- _Stated exercise_: Pick out each line in the records below that contains the word "Temel", and copy those lines.

- _Material for this exercise_:
•••
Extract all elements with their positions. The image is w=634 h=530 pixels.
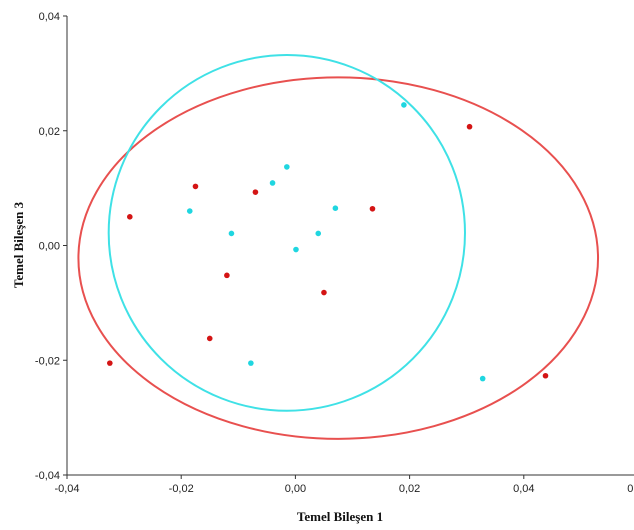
scatter-point-series-2 [401,102,407,108]
y-tick-label: -0,02 [35,355,60,367]
scatter-point-series-1 [321,290,327,296]
data-points [107,102,548,381]
scatter-point-series-1 [207,336,213,342]
x-tick-label: -0,02 [169,483,194,495]
x-tick-label: 0,06 [627,483,634,495]
scatter-point-series-2 [293,247,299,253]
x-tick-label: 0,04 [513,483,534,495]
scatter-point-series-1 [224,273,230,279]
confidence-ellipse-1 [78,77,598,438]
scatter-point-series-1 [467,124,473,130]
scatter-point-series-1 [193,184,199,190]
scatter-point-series-2 [248,360,254,366]
scatter-point-series-1 [107,360,113,366]
y-axis-title: Temel Bileşen 3 [11,201,26,288]
scatter-point-series-1 [253,189,259,195]
scatter-point-series-2 [229,231,235,237]
scatter-point-series-2 [187,208,193,214]
scatter-point-series-2 [333,205,339,211]
x-tick-label: 0,02 [399,483,420,495]
y-tick-label: 0,00 [39,241,60,253]
y-tick-label: 0,02 [39,126,60,138]
scatter-point-series-1 [370,206,376,212]
scatter-point-series-1 [127,214,133,220]
y-tick-label: -0,04 [35,470,60,482]
scatter-point-series-2 [480,376,486,382]
confidence-ellipses [78,55,598,439]
confidence-ellipse-2 [109,55,465,411]
tick-labels: -0,04 -0,02 0,00 0,02 0,04 0,06 0,04 0,02 0,00 -0… [35,11,634,495]
x-tick-label: -0,04 [54,483,79,495]
scatter-point-series-2 [315,231,321,237]
x-axis-title: Temel Bileşen 1 [297,509,383,524]
x-tick-label: 0,00 [285,483,306,495]
scatter-point-series-1 [543,373,549,379]
scatter-point-series-2 [270,180,276,186]
y-tick-label: 0,04 [39,11,60,23]
scatter-point-series-2 [284,164,290,170]
axes [63,16,634,479]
•••
- _Exercise response_:
y-axis-title: Temel Bileşen 3 [11,201,26,288]
x-axis-title: Temel Bileşen 1 [297,509,383,524]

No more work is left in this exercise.